> CHALLENGE A:
Output the records from their first line through the line containing "col-tool-number[interactable]: 刀. bbox=[1299, 213, 1315, 230]" as a JSON list of strings, one string per line, with blank lines omitted.

------------------------------------------------------------

Proposed new airport at Mopa deepens the Goa divide


Panaji, July 10 (MD): For those thinking of packing their bags and moving to Goa, the big question is: Which Goa are you going to move to? Just like in the city, with south and north Mumbai, eastern and western suburbs, there is a north and south Goa, too. The divide is not just geographical, there are other intangible aspects to this.

There are age-old differences, which hi-tech innovations like the Internet and mobile phone cannot bridge. There are only two districts in Goa, the smallest state in India — north and south Goa. Add some politicians to this equation, and, it adds up to one yawning divide.

In the air
A proposed new international airport at Mopa, in extreme north Goa, has further strained this divide, with people from south Goa arguing that it would finish off the tourism industry (now the main industry in the state) in the south, because tourists would not want to travel too far to the resorts.

The present airport at Dabolim in central Goa is conveniently located for both, north and south. The problem with it though is that it has the navy. This means civilian flights are limited. Even though a new, larger airport terminal was started last year, it will be unable to handle the growing air traffic in the future.

While some in the south seethe, others in the northern tip of Goa in Pernem taluka, where Mopa is located, can hardly wait for the new airport, because they think it would open up fresh opportunities in largely backward and undeveloped areas. Many real estate speculators have already bought land in expectation of a big boom in tourism in the coastal areas located there, and housing in the interiors.

The cauldron bubbles
Now, add a bit of religious chauvinism and this is a cauldron waiting to explode. Salcete, the biggest taluka in the south, is Catholic dominated, while Pernem is predominantly Hindu. Salcete activists are most vocal against the Mopa airport.

------------------------------------------------------------

> CHALLENGE B:
In the article on the proposed Mopa airport, translate this sentence into Spanish: "Salcete activists are most vocal against the Mopa airport."

(Stored data entries)

------------------------------------------------------------

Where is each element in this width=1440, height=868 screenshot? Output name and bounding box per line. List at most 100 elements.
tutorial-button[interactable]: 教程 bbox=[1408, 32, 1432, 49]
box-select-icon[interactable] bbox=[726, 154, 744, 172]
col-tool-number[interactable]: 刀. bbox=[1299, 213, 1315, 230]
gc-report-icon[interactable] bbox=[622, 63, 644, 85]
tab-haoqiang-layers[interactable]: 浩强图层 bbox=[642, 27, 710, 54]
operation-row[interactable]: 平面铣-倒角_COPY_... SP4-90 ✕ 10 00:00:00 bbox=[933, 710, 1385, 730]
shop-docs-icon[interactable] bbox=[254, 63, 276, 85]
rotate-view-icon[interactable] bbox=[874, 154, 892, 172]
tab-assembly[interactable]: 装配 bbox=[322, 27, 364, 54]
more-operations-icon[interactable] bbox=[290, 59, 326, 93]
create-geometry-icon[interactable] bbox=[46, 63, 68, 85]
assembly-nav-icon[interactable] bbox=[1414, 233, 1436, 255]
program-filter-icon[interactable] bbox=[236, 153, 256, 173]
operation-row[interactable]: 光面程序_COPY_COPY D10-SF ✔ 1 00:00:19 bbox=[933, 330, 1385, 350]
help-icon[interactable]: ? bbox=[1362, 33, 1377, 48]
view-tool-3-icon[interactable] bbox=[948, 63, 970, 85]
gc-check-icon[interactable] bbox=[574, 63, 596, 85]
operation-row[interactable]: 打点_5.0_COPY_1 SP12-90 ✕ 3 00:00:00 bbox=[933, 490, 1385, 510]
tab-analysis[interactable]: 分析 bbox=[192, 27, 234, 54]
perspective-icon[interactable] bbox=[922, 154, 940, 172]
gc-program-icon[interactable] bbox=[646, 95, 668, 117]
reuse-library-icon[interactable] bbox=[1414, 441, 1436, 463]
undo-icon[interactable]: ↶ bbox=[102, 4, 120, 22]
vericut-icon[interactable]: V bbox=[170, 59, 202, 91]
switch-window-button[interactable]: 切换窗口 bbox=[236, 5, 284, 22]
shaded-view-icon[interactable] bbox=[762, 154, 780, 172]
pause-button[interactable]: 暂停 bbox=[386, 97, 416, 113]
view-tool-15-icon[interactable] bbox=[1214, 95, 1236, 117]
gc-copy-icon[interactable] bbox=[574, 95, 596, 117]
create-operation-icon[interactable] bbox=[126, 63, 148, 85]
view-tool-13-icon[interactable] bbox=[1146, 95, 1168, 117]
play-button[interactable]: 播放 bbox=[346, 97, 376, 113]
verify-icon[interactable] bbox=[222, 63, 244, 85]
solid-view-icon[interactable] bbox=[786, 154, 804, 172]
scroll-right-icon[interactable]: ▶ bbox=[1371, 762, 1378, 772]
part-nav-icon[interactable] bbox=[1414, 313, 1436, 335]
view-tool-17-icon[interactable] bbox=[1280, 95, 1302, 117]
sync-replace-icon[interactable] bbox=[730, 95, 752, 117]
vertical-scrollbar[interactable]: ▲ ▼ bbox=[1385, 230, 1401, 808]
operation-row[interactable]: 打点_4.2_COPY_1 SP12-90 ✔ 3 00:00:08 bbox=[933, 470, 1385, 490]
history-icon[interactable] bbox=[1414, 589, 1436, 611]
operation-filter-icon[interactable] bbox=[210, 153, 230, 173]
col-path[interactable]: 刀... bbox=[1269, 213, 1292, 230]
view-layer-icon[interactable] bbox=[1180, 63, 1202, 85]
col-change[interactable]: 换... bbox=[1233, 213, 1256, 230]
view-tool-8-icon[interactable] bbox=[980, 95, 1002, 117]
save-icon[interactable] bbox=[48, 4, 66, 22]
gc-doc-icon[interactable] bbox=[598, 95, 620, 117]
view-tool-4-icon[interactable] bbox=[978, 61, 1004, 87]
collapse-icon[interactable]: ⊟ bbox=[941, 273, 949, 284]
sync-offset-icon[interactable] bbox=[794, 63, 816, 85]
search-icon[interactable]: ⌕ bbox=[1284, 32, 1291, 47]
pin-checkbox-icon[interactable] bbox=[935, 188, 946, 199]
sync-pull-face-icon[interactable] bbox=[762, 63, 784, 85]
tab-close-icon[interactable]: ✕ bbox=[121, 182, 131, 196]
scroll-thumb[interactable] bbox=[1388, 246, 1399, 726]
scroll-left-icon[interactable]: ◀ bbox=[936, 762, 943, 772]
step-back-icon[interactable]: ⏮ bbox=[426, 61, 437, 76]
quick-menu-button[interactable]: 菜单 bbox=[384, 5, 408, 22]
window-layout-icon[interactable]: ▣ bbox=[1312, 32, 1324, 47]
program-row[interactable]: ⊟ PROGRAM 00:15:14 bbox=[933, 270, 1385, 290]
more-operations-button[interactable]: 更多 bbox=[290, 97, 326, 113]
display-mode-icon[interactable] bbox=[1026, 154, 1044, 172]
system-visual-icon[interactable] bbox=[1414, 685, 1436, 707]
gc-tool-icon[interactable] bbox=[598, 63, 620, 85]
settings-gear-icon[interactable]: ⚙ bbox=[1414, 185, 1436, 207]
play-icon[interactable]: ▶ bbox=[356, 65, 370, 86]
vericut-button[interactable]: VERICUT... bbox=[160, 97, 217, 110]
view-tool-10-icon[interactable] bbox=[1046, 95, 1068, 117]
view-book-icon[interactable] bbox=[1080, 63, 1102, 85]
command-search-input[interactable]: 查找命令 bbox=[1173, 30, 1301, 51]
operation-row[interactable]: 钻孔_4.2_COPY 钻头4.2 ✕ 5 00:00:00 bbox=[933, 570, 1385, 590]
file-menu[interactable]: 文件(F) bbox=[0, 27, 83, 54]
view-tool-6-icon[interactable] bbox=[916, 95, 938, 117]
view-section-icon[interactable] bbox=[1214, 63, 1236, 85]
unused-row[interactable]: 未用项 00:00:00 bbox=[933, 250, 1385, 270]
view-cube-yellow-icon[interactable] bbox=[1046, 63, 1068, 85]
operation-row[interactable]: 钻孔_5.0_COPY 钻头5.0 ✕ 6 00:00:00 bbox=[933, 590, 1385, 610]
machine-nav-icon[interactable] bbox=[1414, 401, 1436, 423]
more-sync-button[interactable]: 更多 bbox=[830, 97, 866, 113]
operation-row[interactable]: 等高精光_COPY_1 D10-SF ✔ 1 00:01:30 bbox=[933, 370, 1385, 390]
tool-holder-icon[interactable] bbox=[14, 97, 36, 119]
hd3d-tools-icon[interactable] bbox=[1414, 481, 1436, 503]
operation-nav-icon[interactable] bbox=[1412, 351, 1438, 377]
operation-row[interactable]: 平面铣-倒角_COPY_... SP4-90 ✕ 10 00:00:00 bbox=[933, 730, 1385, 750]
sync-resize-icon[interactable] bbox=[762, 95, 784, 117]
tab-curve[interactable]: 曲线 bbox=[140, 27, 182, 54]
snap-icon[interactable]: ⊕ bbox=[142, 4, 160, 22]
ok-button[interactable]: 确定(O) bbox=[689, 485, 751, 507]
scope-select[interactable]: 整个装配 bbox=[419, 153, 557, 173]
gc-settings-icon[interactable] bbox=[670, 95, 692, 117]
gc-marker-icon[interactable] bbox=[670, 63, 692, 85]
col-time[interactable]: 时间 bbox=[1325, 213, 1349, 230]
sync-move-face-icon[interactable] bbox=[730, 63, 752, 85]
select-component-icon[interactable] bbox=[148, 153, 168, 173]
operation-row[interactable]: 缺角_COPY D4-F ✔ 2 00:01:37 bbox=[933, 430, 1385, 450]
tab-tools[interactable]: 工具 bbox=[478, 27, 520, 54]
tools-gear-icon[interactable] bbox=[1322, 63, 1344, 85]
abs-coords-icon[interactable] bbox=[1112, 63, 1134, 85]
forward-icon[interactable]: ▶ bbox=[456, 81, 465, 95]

------------------------------------------------------------

> FINISHED ANSWER A:
[
  "Where is each element in this width=1440, height=868 screenshot? Output name and bounding box per line. List at most 100 elements.",
  "tutorial-button[interactable]: 教程 bbox=[1408, 32, 1432, 49]",
  "box-select-icon[interactable] bbox=[726, 154, 744, 172]",
  "col-tool-number[interactable]: 刀. bbox=[1299, 213, 1315, 230]"
]

> FINISHED ANSWER B:
Los activistas de Salcete son los que más alzan la voz contra el aeropuerto de Mopa.